* **Problem**: Copy every line with the string "range" in it.

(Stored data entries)
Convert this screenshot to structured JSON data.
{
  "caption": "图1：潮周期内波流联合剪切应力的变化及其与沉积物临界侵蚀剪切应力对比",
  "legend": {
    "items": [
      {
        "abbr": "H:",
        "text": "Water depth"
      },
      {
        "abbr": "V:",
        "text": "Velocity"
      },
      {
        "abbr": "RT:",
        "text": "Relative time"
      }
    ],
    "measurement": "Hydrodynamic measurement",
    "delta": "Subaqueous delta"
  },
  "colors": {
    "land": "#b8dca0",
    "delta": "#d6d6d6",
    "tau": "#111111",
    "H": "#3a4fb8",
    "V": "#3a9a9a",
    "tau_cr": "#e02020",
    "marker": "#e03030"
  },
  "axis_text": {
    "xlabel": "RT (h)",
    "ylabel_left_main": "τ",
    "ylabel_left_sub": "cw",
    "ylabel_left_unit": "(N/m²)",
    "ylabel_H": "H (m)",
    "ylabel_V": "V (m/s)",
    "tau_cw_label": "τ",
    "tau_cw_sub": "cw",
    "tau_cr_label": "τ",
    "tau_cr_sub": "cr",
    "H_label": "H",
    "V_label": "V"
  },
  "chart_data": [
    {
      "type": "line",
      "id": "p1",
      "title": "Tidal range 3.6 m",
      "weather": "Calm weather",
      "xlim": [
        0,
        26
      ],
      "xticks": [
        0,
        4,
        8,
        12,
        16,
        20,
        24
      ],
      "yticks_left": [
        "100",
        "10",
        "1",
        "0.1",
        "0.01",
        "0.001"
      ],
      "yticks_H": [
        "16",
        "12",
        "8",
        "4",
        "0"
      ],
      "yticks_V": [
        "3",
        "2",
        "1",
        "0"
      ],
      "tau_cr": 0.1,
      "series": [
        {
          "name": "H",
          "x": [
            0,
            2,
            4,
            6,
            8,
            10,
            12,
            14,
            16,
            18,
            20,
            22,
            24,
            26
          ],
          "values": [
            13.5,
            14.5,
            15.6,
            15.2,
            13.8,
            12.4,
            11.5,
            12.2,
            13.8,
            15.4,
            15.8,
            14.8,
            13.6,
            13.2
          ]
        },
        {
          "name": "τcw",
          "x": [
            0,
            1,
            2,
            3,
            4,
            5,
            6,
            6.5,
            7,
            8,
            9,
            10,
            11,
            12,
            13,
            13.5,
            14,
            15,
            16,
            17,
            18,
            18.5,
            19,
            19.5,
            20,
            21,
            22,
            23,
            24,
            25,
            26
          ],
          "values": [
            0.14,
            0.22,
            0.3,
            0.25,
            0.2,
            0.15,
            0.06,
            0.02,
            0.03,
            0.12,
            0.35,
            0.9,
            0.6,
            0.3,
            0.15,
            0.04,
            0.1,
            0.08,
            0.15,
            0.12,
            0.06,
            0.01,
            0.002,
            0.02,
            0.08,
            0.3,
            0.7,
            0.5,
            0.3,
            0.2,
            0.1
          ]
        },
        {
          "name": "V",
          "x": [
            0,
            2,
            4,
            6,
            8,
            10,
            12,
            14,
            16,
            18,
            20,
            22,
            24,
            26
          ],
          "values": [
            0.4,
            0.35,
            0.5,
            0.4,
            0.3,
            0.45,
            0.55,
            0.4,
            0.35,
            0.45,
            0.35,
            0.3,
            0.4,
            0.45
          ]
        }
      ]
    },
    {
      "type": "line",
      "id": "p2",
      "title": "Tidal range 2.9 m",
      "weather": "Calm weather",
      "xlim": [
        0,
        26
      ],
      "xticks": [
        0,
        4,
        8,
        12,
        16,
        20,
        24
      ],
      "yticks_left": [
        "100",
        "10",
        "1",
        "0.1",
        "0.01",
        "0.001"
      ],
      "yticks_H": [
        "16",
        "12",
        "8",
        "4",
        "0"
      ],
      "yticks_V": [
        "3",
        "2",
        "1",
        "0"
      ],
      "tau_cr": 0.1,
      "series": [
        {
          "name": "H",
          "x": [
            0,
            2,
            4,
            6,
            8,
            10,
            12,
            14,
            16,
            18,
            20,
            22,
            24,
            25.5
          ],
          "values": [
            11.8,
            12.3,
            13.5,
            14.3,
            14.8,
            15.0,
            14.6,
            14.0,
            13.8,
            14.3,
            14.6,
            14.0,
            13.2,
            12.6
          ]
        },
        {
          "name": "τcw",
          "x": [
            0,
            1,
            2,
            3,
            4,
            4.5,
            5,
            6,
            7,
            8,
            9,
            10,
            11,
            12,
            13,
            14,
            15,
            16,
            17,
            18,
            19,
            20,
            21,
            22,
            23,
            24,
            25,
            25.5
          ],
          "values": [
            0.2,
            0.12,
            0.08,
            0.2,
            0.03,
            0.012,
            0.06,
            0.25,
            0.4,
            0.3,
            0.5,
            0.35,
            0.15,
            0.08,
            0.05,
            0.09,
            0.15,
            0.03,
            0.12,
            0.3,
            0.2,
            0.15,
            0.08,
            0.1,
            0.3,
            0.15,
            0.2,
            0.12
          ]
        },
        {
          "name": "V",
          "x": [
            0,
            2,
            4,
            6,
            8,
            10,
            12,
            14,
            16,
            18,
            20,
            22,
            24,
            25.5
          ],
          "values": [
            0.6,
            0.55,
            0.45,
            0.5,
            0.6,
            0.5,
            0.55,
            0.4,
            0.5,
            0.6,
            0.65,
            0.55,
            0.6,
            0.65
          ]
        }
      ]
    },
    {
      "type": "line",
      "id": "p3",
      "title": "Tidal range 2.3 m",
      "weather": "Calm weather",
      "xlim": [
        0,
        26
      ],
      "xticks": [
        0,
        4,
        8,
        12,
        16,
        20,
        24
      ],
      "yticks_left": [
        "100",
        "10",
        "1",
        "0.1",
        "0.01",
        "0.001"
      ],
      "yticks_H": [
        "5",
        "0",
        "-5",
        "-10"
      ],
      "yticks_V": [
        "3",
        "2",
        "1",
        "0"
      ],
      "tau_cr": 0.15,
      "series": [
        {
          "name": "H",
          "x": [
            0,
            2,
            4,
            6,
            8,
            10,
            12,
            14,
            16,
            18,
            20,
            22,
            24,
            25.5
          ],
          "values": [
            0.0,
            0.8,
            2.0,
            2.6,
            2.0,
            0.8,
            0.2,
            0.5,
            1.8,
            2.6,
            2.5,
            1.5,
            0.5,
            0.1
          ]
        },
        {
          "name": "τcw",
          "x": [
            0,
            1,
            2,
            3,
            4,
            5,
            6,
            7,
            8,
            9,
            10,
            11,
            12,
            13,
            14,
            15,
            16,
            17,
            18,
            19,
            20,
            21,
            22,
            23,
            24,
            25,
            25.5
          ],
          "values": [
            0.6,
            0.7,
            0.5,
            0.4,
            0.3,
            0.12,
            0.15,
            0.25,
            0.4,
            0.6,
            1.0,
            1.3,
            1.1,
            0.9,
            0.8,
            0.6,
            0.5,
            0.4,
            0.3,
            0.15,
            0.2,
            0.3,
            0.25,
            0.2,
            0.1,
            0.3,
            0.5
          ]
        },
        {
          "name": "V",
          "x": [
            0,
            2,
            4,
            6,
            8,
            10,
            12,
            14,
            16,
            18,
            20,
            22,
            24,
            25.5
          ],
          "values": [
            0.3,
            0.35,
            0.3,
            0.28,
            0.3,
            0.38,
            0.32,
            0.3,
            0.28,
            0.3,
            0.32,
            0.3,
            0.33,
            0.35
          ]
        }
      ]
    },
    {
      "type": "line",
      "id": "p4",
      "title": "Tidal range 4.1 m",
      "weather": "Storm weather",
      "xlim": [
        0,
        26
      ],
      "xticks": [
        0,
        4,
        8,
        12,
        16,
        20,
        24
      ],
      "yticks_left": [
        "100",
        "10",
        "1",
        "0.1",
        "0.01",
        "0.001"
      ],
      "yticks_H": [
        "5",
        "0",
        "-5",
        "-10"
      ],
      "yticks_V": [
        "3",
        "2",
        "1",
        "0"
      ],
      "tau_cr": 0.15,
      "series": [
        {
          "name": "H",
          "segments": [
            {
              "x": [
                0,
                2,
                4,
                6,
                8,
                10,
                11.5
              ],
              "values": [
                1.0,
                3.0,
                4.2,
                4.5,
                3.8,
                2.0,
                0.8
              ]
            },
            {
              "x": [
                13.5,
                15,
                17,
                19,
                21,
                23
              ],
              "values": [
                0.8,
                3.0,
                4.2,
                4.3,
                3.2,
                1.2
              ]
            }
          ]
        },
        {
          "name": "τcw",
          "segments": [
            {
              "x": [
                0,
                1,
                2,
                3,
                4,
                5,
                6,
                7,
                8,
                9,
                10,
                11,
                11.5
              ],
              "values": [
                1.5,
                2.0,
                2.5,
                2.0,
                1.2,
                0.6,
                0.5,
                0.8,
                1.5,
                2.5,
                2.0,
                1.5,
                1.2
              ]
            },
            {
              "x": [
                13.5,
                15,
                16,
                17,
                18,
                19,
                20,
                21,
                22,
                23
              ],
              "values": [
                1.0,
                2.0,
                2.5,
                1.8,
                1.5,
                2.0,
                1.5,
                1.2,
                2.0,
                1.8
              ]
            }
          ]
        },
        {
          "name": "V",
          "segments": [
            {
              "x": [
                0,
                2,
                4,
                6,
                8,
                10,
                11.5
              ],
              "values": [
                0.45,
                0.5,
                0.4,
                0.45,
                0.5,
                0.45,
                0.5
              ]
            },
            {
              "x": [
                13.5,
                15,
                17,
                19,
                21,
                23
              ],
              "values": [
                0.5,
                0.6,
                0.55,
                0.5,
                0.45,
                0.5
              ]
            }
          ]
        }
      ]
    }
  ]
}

* **Output below**:
      "title": "Tidal range 3.6 m",
      "title": "Tidal range 2.9 m",
      "title": "Tidal range 2.3 m",
      "title": "Tidal range 4.1 m",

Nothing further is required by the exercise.